◆ **Problem to solve**: Only the lines from the one containing "Extract all the data from this chart as JSON." through the end of the data below should be copied, each exactly as written and with both ends kept.

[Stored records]
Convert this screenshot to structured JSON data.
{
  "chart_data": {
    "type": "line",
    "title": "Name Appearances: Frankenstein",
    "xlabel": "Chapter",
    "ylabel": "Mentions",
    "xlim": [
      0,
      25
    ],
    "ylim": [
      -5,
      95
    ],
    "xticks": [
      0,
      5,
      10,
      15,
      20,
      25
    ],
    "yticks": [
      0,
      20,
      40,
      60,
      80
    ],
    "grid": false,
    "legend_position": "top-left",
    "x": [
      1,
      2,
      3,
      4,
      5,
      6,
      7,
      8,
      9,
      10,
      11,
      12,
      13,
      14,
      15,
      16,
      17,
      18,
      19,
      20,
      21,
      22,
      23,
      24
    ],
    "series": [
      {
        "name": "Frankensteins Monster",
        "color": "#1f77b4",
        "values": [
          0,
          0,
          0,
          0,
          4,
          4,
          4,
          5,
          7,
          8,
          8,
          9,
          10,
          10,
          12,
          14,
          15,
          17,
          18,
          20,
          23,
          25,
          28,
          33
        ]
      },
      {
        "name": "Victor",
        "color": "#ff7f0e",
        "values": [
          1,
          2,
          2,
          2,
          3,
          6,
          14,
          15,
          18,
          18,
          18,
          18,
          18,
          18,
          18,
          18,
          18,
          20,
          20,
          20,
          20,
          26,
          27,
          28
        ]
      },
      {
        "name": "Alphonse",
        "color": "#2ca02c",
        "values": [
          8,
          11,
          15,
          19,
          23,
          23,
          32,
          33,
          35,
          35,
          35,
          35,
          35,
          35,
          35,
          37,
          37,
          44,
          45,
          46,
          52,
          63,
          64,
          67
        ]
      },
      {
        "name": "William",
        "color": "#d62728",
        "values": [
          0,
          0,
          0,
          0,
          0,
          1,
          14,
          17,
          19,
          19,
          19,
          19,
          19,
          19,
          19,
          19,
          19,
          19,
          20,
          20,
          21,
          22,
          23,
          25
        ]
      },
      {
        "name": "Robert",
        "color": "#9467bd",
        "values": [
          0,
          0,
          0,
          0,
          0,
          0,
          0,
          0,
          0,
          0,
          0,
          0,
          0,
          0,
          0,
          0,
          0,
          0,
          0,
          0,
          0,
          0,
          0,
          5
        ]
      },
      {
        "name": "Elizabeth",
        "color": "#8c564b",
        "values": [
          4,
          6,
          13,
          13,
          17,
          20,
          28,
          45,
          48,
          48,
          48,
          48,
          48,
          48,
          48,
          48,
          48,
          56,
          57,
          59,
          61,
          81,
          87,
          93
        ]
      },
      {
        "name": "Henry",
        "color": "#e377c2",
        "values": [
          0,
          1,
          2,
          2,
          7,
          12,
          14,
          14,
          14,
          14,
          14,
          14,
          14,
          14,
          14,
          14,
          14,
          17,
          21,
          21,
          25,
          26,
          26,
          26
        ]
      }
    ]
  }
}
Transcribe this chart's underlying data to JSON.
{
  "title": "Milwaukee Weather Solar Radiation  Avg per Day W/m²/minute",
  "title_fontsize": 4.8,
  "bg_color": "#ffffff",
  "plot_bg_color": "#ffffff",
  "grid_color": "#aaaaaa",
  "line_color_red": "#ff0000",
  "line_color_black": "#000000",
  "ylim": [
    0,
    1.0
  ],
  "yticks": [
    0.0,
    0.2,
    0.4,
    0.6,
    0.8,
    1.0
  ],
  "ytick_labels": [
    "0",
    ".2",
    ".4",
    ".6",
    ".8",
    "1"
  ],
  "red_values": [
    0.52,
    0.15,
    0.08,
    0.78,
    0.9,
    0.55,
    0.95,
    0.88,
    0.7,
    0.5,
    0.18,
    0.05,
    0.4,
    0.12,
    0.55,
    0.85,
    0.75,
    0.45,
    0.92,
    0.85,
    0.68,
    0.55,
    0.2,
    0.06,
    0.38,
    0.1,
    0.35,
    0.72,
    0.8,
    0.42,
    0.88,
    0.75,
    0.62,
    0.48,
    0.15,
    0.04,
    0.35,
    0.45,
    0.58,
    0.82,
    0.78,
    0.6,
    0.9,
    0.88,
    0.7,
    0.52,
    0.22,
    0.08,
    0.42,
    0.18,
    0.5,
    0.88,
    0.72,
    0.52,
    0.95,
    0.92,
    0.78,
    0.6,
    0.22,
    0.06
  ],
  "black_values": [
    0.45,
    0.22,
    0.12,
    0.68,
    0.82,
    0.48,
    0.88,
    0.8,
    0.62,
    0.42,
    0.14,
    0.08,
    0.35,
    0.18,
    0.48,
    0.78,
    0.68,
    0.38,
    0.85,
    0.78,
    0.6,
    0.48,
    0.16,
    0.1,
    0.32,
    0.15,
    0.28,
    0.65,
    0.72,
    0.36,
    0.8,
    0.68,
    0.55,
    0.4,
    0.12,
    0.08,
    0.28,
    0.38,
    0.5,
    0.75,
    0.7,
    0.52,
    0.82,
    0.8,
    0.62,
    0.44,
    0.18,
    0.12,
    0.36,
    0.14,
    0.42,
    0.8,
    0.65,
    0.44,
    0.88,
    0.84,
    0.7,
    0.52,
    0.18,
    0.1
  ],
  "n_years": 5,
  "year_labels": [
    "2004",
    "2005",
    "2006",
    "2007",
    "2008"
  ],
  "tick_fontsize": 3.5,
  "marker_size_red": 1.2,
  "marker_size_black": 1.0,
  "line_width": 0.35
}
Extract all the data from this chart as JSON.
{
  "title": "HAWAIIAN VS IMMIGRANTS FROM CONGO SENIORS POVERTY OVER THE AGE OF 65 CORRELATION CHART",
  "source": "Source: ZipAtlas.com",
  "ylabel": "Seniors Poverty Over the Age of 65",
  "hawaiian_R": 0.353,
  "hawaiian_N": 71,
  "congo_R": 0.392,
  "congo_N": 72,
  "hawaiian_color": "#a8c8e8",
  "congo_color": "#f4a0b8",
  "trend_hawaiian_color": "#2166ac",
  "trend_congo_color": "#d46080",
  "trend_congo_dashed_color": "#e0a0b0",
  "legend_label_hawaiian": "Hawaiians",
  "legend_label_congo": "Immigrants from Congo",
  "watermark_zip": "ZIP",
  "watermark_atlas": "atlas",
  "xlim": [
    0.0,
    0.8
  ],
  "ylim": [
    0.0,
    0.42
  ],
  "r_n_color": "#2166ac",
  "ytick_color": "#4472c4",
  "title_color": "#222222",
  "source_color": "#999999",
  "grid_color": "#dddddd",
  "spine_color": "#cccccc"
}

◆ **Written answer**:
Extract all the data from this chart as JSON.
{
  "title": "HAWAIIAN VS IMMIGRANTS FROM CONGO SENIORS POVERTY OVER THE AGE OF 65 CORRELATION CHART",
  "source": "Source: ZipAtlas.com",
  "ylabel": "Seniors Poverty Over the Age of 65",
  "hawaiian_R": 0.353,
  "hawaiian_N": 71,
  "congo_R": 0.392,
  "congo_N": 72,
  "hawaiian_color": "#a8c8e8",
  "congo_color": "#f4a0b8",
  "trend_hawaiian_color": "#2166ac",
  "trend_congo_color": "#d46080",
  "trend_congo_dashed_color": "#e0a0b0",
  "legend_label_hawaiian": "Hawaiians",
  "legend_label_congo": "Immigrants from Congo",
  "watermark_zip": "ZIP",
  "watermark_atlas": "atlas",
  "xlim": [
    0.0,
    0.8
  ],
  "ylim": [
    0.0,
    0.42
  ],
  "r_n_color": "#2166ac",
  "ytick_color": "#4472c4",
  "title_color": "#222222",
  "source_color": "#999999",
  "grid_color": "#dddddd",
  "spine_color": "#cccccc"
}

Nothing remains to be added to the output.